[Data to process start]

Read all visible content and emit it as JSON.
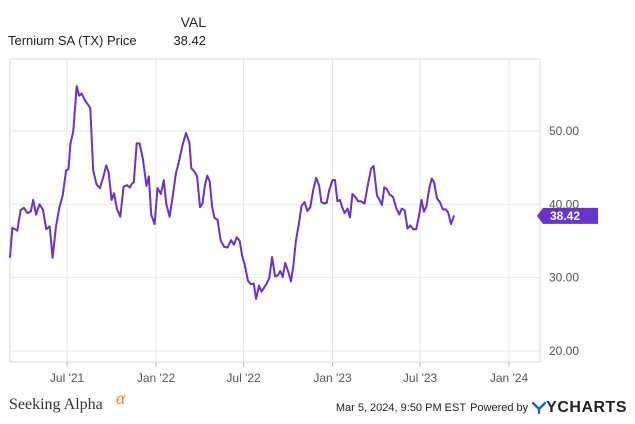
{
  "legend": {
    "column_header": "VAL",
    "series_name": "Ternium SA (TX) Price",
    "series_value": "38.42"
  },
  "chart_data": {
    "type": "line",
    "title": "",
    "xlabel": "",
    "ylabel": "",
    "x_ticks": [
      "Jul '21",
      "Jan '22",
      "Jul '22",
      "Jan '23",
      "Jul '23",
      "Jan '24"
    ],
    "x_tick_dates": [
      "2021-07-01",
      "2022-01-01",
      "2022-07-01",
      "2023-01-01",
      "2023-07-01",
      "2024-01-01"
    ],
    "y_ticks": [
      "20.00",
      "30.00",
      "40.00",
      "50.00"
    ],
    "y_tick_values": [
      20,
      30,
      40,
      50
    ],
    "ylim": [
      18.5,
      59.8
    ],
    "xlim": [
      "2021-03-05",
      "2024-03-05"
    ],
    "grid": true,
    "line_color": "#6633cc",
    "last_value": 38.42,
    "last_value_label": "38.42",
    "series": [
      {
        "name": "Ternium SA (TX) Price",
        "points": [
          [
            "2021-03-05",
            32.8
          ],
          [
            "2021-03-10",
            36.8
          ],
          [
            "2021-03-20",
            36.4
          ],
          [
            "2021-03-27",
            39.2
          ],
          [
            "2021-04-03",
            39.5
          ],
          [
            "2021-04-10",
            38.8
          ],
          [
            "2021-04-17",
            39.0
          ],
          [
            "2021-04-22",
            40.6
          ],
          [
            "2021-04-28",
            38.6
          ],
          [
            "2021-05-05",
            40.0
          ],
          [
            "2021-05-12",
            39.3
          ],
          [
            "2021-05-19",
            36.6
          ],
          [
            "2021-05-26",
            37.0
          ],
          [
            "2021-06-01",
            32.7
          ],
          [
            "2021-06-08",
            36.9
          ],
          [
            "2021-06-15",
            39.5
          ],
          [
            "2021-06-22",
            41.2
          ],
          [
            "2021-06-29",
            44.6
          ],
          [
            "2021-07-04",
            44.8
          ],
          [
            "2021-07-08",
            48.2
          ],
          [
            "2021-07-14",
            50.0
          ],
          [
            "2021-07-21",
            56.1
          ],
          [
            "2021-07-26",
            54.8
          ],
          [
            "2021-07-31",
            55.1
          ],
          [
            "2021-08-06",
            54.3
          ],
          [
            "2021-08-13",
            53.6
          ],
          [
            "2021-08-18",
            53.1
          ],
          [
            "2021-08-24",
            44.6
          ],
          [
            "2021-08-31",
            42.7
          ],
          [
            "2021-09-07",
            42.2
          ],
          [
            "2021-09-14",
            43.7
          ],
          [
            "2021-09-20",
            45.3
          ],
          [
            "2021-09-25",
            44.4
          ],
          [
            "2021-10-01",
            40.6
          ],
          [
            "2021-10-06",
            41.5
          ],
          [
            "2021-10-12",
            39.4
          ],
          [
            "2021-10-19",
            38.3
          ],
          [
            "2021-10-26",
            42.4
          ],
          [
            "2021-11-02",
            42.6
          ],
          [
            "2021-11-08",
            42.3
          ],
          [
            "2021-11-12",
            42.8
          ],
          [
            "2021-11-16",
            43.0
          ],
          [
            "2021-11-22",
            48.3
          ],
          [
            "2021-11-28",
            48.3
          ],
          [
            "2021-12-05",
            46.1
          ],
          [
            "2021-12-12",
            42.5
          ],
          [
            "2021-12-17",
            43.8
          ],
          [
            "2021-12-22",
            38.6
          ],
          [
            "2021-12-29",
            37.3
          ],
          [
            "2022-01-04",
            42.2
          ],
          [
            "2022-01-11",
            41.4
          ],
          [
            "2022-01-17",
            43.3
          ],
          [
            "2022-01-22",
            40.1
          ],
          [
            "2022-01-29",
            38.3
          ],
          [
            "2022-02-04",
            40.9
          ],
          [
            "2022-02-11",
            44.2
          ],
          [
            "2022-02-18",
            46.0
          ],
          [
            "2022-02-25",
            48.1
          ],
          [
            "2022-03-04",
            49.7
          ],
          [
            "2022-03-11",
            48.4
          ],
          [
            "2022-03-15",
            44.9
          ],
          [
            "2022-03-21",
            44.5
          ],
          [
            "2022-03-27",
            43.8
          ],
          [
            "2022-04-02",
            39.6
          ],
          [
            "2022-04-07",
            40.1
          ],
          [
            "2022-04-12",
            42.6
          ],
          [
            "2022-04-17",
            43.9
          ],
          [
            "2022-04-22",
            43.1
          ],
          [
            "2022-04-27",
            39.7
          ],
          [
            "2022-05-02",
            38.1
          ],
          [
            "2022-05-08",
            37.9
          ],
          [
            "2022-05-15",
            35.0
          ],
          [
            "2022-05-22",
            34.2
          ],
          [
            "2022-05-29",
            34.1
          ],
          [
            "2022-06-05",
            35.1
          ],
          [
            "2022-06-11",
            34.5
          ],
          [
            "2022-06-17",
            35.5
          ],
          [
            "2022-06-23",
            35.0
          ],
          [
            "2022-06-28",
            33.0
          ],
          [
            "2022-07-04",
            31.6
          ],
          [
            "2022-07-10",
            29.6
          ],
          [
            "2022-07-16",
            29.1
          ],
          [
            "2022-07-22",
            29.2
          ],
          [
            "2022-07-27",
            27.1
          ],
          [
            "2022-08-02",
            28.9
          ],
          [
            "2022-08-07",
            28.1
          ],
          [
            "2022-08-12",
            28.6
          ],
          [
            "2022-08-17",
            29.1
          ],
          [
            "2022-08-23",
            29.9
          ],
          [
            "2022-08-29",
            32.8
          ],
          [
            "2022-09-04",
            30.2
          ],
          [
            "2022-09-10",
            30.3
          ],
          [
            "2022-09-15",
            30.9
          ],
          [
            "2022-09-20",
            30.1
          ],
          [
            "2022-09-25",
            32.0
          ],
          [
            "2022-10-02",
            30.7
          ],
          [
            "2022-10-07",
            29.5
          ],
          [
            "2022-10-12",
            31.7
          ],
          [
            "2022-10-17",
            34.9
          ],
          [
            "2022-10-23",
            37.2
          ],
          [
            "2022-10-29",
            39.8
          ],
          [
            "2022-11-04",
            40.3
          ],
          [
            "2022-11-10",
            39.1
          ],
          [
            "2022-11-16",
            39.6
          ],
          [
            "2022-11-22",
            41.9
          ],
          [
            "2022-11-28",
            43.6
          ],
          [
            "2022-12-04",
            42.6
          ],
          [
            "2022-12-09",
            40.3
          ],
          [
            "2022-12-15",
            40.1
          ],
          [
            "2022-12-20",
            40.2
          ],
          [
            "2022-12-25",
            41.9
          ],
          [
            "2023-01-01",
            43.3
          ],
          [
            "2023-01-06",
            43.3
          ],
          [
            "2023-01-11",
            40.4
          ],
          [
            "2023-01-16",
            40.6
          ],
          [
            "2023-01-21",
            39.6
          ],
          [
            "2023-01-26",
            38.8
          ],
          [
            "2023-02-01",
            39.4
          ],
          [
            "2023-02-06",
            38.2
          ],
          [
            "2023-02-11",
            41.4
          ],
          [
            "2023-02-17",
            41.0
          ],
          [
            "2023-02-23",
            40.4
          ],
          [
            "2023-03-01",
            40.4
          ],
          [
            "2023-03-08",
            40.1
          ],
          [
            "2023-03-15",
            42.6
          ],
          [
            "2023-03-22",
            44.9
          ],
          [
            "2023-03-27",
            45.2
          ],
          [
            "2023-04-03",
            41.2
          ],
          [
            "2023-04-08",
            40.6
          ],
          [
            "2023-04-13",
            39.9
          ],
          [
            "2023-04-18",
            42.3
          ],
          [
            "2023-04-23",
            42.1
          ],
          [
            "2023-04-29",
            41.3
          ],
          [
            "2023-05-06",
            41.0
          ],
          [
            "2023-05-13",
            39.4
          ],
          [
            "2023-05-19",
            38.6
          ],
          [
            "2023-05-24",
            39.4
          ],
          [
            "2023-05-30",
            39.2
          ],
          [
            "2023-06-05",
            36.7
          ],
          [
            "2023-06-11",
            37.1
          ],
          [
            "2023-06-17",
            36.6
          ],
          [
            "2023-06-23",
            36.6
          ],
          [
            "2023-06-29",
            38.5
          ],
          [
            "2023-07-04",
            40.6
          ],
          [
            "2023-07-09",
            39.0
          ],
          [
            "2023-07-14",
            39.7
          ],
          [
            "2023-07-20",
            42.2
          ],
          [
            "2023-07-25",
            43.5
          ],
          [
            "2023-07-30",
            43.0
          ],
          [
            "2023-08-05",
            40.8
          ],
          [
            "2023-08-11",
            40.3
          ],
          [
            "2023-08-17",
            39.3
          ],
          [
            "2023-08-23",
            39.3
          ],
          [
            "2023-08-28",
            38.9
          ],
          [
            "2023-09-03",
            37.3
          ],
          [
            "2023-09-09",
            38.4
          ]
        ]
      }
    ]
  },
  "footer": {
    "brand": "Seeking Alpha",
    "brand_mark": "α",
    "timestamp": "Mar 5, 2024, 9:50 PM EST",
    "powered_by": "Powered by",
    "provider": "YCHARTS"
  }
}
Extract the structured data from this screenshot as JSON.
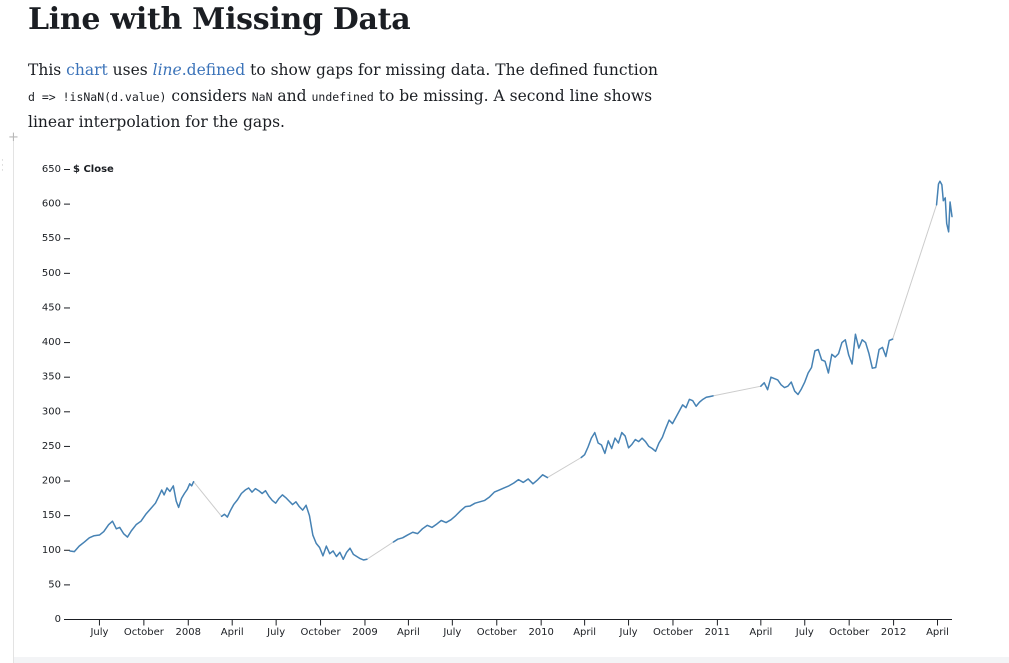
{
  "page": {
    "title": "Line with Missing Data",
    "intro": {
      "t1": "This ",
      "link_chart": "chart",
      "t2": " uses ",
      "link_line": "line",
      "link_defined": ".defined",
      "t3": " to show gaps for missing data. The defined function ",
      "code1": "d => !isNaN(d.value)",
      "t4": " considers ",
      "code2": "NaN",
      "t5": " and ",
      "code3": "undefined",
      "t6": " to be missing. A second line shows linear interpolation for the gaps."
    }
  },
  "chart_data": {
    "type": "line",
    "ylabel": "$ Close",
    "ylim": [
      0,
      650
    ],
    "y_ticks": [
      0,
      50,
      100,
      150,
      200,
      250,
      300,
      350,
      400,
      450,
      500,
      550,
      600,
      650
    ],
    "xlim": [
      "2007-05-01",
      "2012-05-01"
    ],
    "x_ticks": [
      {
        "date": "2007-07-01",
        "label": "July"
      },
      {
        "date": "2007-10-01",
        "label": "October"
      },
      {
        "date": "2008-01-01",
        "label": "2008"
      },
      {
        "date": "2008-04-01",
        "label": "April"
      },
      {
        "date": "2008-07-01",
        "label": "July"
      },
      {
        "date": "2008-10-01",
        "label": "October"
      },
      {
        "date": "2009-01-01",
        "label": "2009"
      },
      {
        "date": "2009-04-01",
        "label": "April"
      },
      {
        "date": "2009-07-01",
        "label": "July"
      },
      {
        "date": "2009-10-01",
        "label": "October"
      },
      {
        "date": "2010-01-01",
        "label": "2010"
      },
      {
        "date": "2010-04-01",
        "label": "April"
      },
      {
        "date": "2010-07-01",
        "label": "July"
      },
      {
        "date": "2010-10-01",
        "label": "October"
      },
      {
        "date": "2011-01-01",
        "label": "2011"
      },
      {
        "date": "2011-04-01",
        "label": "April"
      },
      {
        "date": "2011-07-01",
        "label": "July"
      },
      {
        "date": "2011-10-01",
        "label": "October"
      },
      {
        "date": "2012-01-01",
        "label": "2012"
      },
      {
        "date": "2012-04-01",
        "label": "April"
      }
    ],
    "colors": {
      "line": "#4682b4",
      "interpolation": "#cccccc",
      "axis": "#1b1e23"
    },
    "segments": [
      [
        [
          "2007-05-01",
          99
        ],
        [
          "2007-05-10",
          98
        ],
        [
          "2007-05-20",
          106
        ],
        [
          "2007-05-31",
          112
        ],
        [
          "2007-06-10",
          118
        ],
        [
          "2007-06-20",
          121
        ],
        [
          "2007-07-01",
          122
        ],
        [
          "2007-07-10",
          127
        ],
        [
          "2007-07-20",
          137
        ],
        [
          "2007-07-28",
          142
        ],
        [
          "2007-08-05",
          131
        ],
        [
          "2007-08-12",
          133
        ],
        [
          "2007-08-20",
          124
        ],
        [
          "2007-08-28",
          119
        ],
        [
          "2007-09-05",
          128
        ],
        [
          "2007-09-15",
          137
        ],
        [
          "2007-09-25",
          142
        ],
        [
          "2007-10-05",
          152
        ],
        [
          "2007-10-15",
          160
        ],
        [
          "2007-10-25",
          168
        ],
        [
          "2007-11-01",
          178
        ],
        [
          "2007-11-07",
          187
        ],
        [
          "2007-11-12",
          180
        ],
        [
          "2007-11-18",
          190
        ],
        [
          "2007-11-24",
          185
        ],
        [
          "2007-12-01",
          193
        ],
        [
          "2007-12-07",
          171
        ],
        [
          "2007-12-12",
          162
        ],
        [
          "2007-12-18",
          175
        ],
        [
          "2007-12-24",
          182
        ],
        [
          "2007-12-30",
          188
        ],
        [
          "2008-01-04",
          196
        ],
        [
          "2008-01-08",
          193
        ],
        [
          "2008-01-12",
          199
        ]
      ],
      [
        [
          "2008-03-10",
          149
        ],
        [
          "2008-03-16",
          152
        ],
        [
          "2008-03-22",
          148
        ],
        [
          "2008-03-28",
          157
        ],
        [
          "2008-04-04",
          166
        ],
        [
          "2008-04-12",
          173
        ],
        [
          "2008-04-20",
          182
        ],
        [
          "2008-04-28",
          187
        ],
        [
          "2008-05-05",
          190
        ],
        [
          "2008-05-12",
          184
        ],
        [
          "2008-05-19",
          189
        ],
        [
          "2008-05-26",
          186
        ],
        [
          "2008-06-02",
          182
        ],
        [
          "2008-06-09",
          186
        ],
        [
          "2008-06-16",
          178
        ],
        [
          "2008-06-23",
          172
        ],
        [
          "2008-06-30",
          168
        ],
        [
          "2008-07-07",
          175
        ],
        [
          "2008-07-14",
          180
        ],
        [
          "2008-07-21",
          176
        ],
        [
          "2008-07-28",
          171
        ],
        [
          "2008-08-04",
          166
        ],
        [
          "2008-08-11",
          170
        ],
        [
          "2008-08-18",
          163
        ],
        [
          "2008-08-25",
          158
        ],
        [
          "2008-09-01",
          165
        ],
        [
          "2008-09-08",
          150
        ],
        [
          "2008-09-15",
          122
        ],
        [
          "2008-09-22",
          110
        ],
        [
          "2008-09-29",
          104
        ],
        [
          "2008-10-06",
          92
        ],
        [
          "2008-10-13",
          106
        ],
        [
          "2008-10-20",
          95
        ],
        [
          "2008-10-27",
          99
        ],
        [
          "2008-11-03",
          91
        ],
        [
          "2008-11-10",
          97
        ],
        [
          "2008-11-17",
          87
        ],
        [
          "2008-11-24",
          97
        ],
        [
          "2008-12-01",
          103
        ],
        [
          "2008-12-08",
          94
        ],
        [
          "2008-12-15",
          91
        ],
        [
          "2008-12-22",
          88
        ],
        [
          "2008-12-29",
          86
        ],
        [
          "2009-01-05",
          87
        ]
      ],
      [
        [
          "2009-03-01",
          112
        ],
        [
          "2009-03-10",
          116
        ],
        [
          "2009-03-20",
          118
        ],
        [
          "2009-03-30",
          122
        ],
        [
          "2009-04-10",
          126
        ],
        [
          "2009-04-20",
          124
        ],
        [
          "2009-04-30",
          131
        ],
        [
          "2009-05-10",
          136
        ],
        [
          "2009-05-20",
          133
        ],
        [
          "2009-05-30",
          138
        ],
        [
          "2009-06-08",
          143
        ],
        [
          "2009-06-18",
          140
        ],
        [
          "2009-06-28",
          144
        ],
        [
          "2009-07-08",
          150
        ],
        [
          "2009-07-18",
          157
        ],
        [
          "2009-07-28",
          163
        ],
        [
          "2009-08-07",
          164
        ],
        [
          "2009-08-17",
          168
        ],
        [
          "2009-08-27",
          170
        ],
        [
          "2009-09-06",
          172
        ],
        [
          "2009-09-16",
          177
        ],
        [
          "2009-09-26",
          184
        ],
        [
          "2009-10-06",
          187
        ],
        [
          "2009-10-16",
          190
        ],
        [
          "2009-10-26",
          193
        ],
        [
          "2009-11-05",
          197
        ],
        [
          "2009-11-15",
          202
        ],
        [
          "2009-11-25",
          198
        ],
        [
          "2009-12-05",
          203
        ],
        [
          "2009-12-15",
          196
        ],
        [
          "2009-12-25",
          202
        ],
        [
          "2010-01-04",
          209
        ],
        [
          "2010-01-14",
          205
        ]
      ],
      [
        [
          "2010-03-25",
          234
        ],
        [
          "2010-04-01",
          238
        ],
        [
          "2010-04-08",
          249
        ],
        [
          "2010-04-15",
          262
        ],
        [
          "2010-04-22",
          270
        ],
        [
          "2010-04-29",
          255
        ],
        [
          "2010-05-06",
          252
        ],
        [
          "2010-05-13",
          240
        ],
        [
          "2010-05-20",
          258
        ],
        [
          "2010-05-27",
          247
        ],
        [
          "2010-06-03",
          262
        ],
        [
          "2010-06-10",
          255
        ],
        [
          "2010-06-17",
          270
        ],
        [
          "2010-06-24",
          265
        ],
        [
          "2010-07-01",
          248
        ],
        [
          "2010-07-08",
          253
        ],
        [
          "2010-07-15",
          260
        ],
        [
          "2010-07-22",
          257
        ],
        [
          "2010-07-29",
          262
        ],
        [
          "2010-08-05",
          257
        ],
        [
          "2010-08-12",
          250
        ],
        [
          "2010-08-19",
          247
        ],
        [
          "2010-08-26",
          243
        ],
        [
          "2010-09-02",
          255
        ],
        [
          "2010-09-09",
          263
        ],
        [
          "2010-09-16",
          276
        ],
        [
          "2010-09-23",
          288
        ],
        [
          "2010-09-30",
          283
        ],
        [
          "2010-10-07",
          292
        ],
        [
          "2010-10-14",
          301
        ],
        [
          "2010-10-21",
          310
        ],
        [
          "2010-10-28",
          306
        ],
        [
          "2010-11-04",
          318
        ],
        [
          "2010-11-11",
          316
        ],
        [
          "2010-11-18",
          308
        ],
        [
          "2010-11-25",
          314
        ],
        [
          "2010-12-02",
          318
        ],
        [
          "2010-12-09",
          321
        ],
        [
          "2010-12-16",
          322
        ],
        [
          "2010-12-23",
          323
        ]
      ],
      [
        [
          "2011-04-01",
          337
        ],
        [
          "2011-04-08",
          342
        ],
        [
          "2011-04-15",
          332
        ],
        [
          "2011-04-22",
          350
        ],
        [
          "2011-04-29",
          348
        ],
        [
          "2011-05-06",
          346
        ],
        [
          "2011-05-13",
          339
        ],
        [
          "2011-05-20",
          335
        ],
        [
          "2011-05-27",
          337
        ],
        [
          "2011-06-03",
          343
        ],
        [
          "2011-06-10",
          330
        ],
        [
          "2011-06-17",
          325
        ],
        [
          "2011-06-24",
          333
        ],
        [
          "2011-07-01",
          343
        ],
        [
          "2011-07-08",
          356
        ],
        [
          "2011-07-15",
          364
        ],
        [
          "2011-07-22",
          388
        ],
        [
          "2011-07-29",
          390
        ],
        [
          "2011-08-05",
          375
        ],
        [
          "2011-08-12",
          373
        ],
        [
          "2011-08-19",
          356
        ],
        [
          "2011-08-26",
          383
        ],
        [
          "2011-09-02",
          379
        ],
        [
          "2011-09-09",
          384
        ],
        [
          "2011-09-16",
          400
        ],
        [
          "2011-09-23",
          404
        ],
        [
          "2011-09-30",
          382
        ],
        [
          "2011-10-07",
          369
        ],
        [
          "2011-10-14",
          412
        ],
        [
          "2011-10-21",
          392
        ],
        [
          "2011-10-28",
          404
        ],
        [
          "2011-11-04",
          400
        ],
        [
          "2011-11-11",
          384
        ],
        [
          "2011-11-18",
          363
        ],
        [
          "2011-11-25",
          364
        ],
        [
          "2011-12-02",
          390
        ],
        [
          "2011-12-09",
          393
        ],
        [
          "2011-12-16",
          380
        ],
        [
          "2011-12-23",
          403
        ],
        [
          "2011-12-30",
          405
        ]
      ],
      [
        [
          "2012-03-30",
          599
        ],
        [
          "2012-04-03",
          629
        ],
        [
          "2012-04-06",
          633
        ],
        [
          "2012-04-10",
          628
        ],
        [
          "2012-04-13",
          605
        ],
        [
          "2012-04-17",
          609
        ],
        [
          "2012-04-20",
          572
        ],
        [
          "2012-04-24",
          560
        ],
        [
          "2012-04-27",
          603
        ],
        [
          "2012-05-01",
          582
        ]
      ]
    ]
  }
}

[Data to process end]

Search the data for the string "JSON" and copy each line where it appears.

Read all visible content and emit it as JSON.
Extract the structured data from this screenshot as JSON.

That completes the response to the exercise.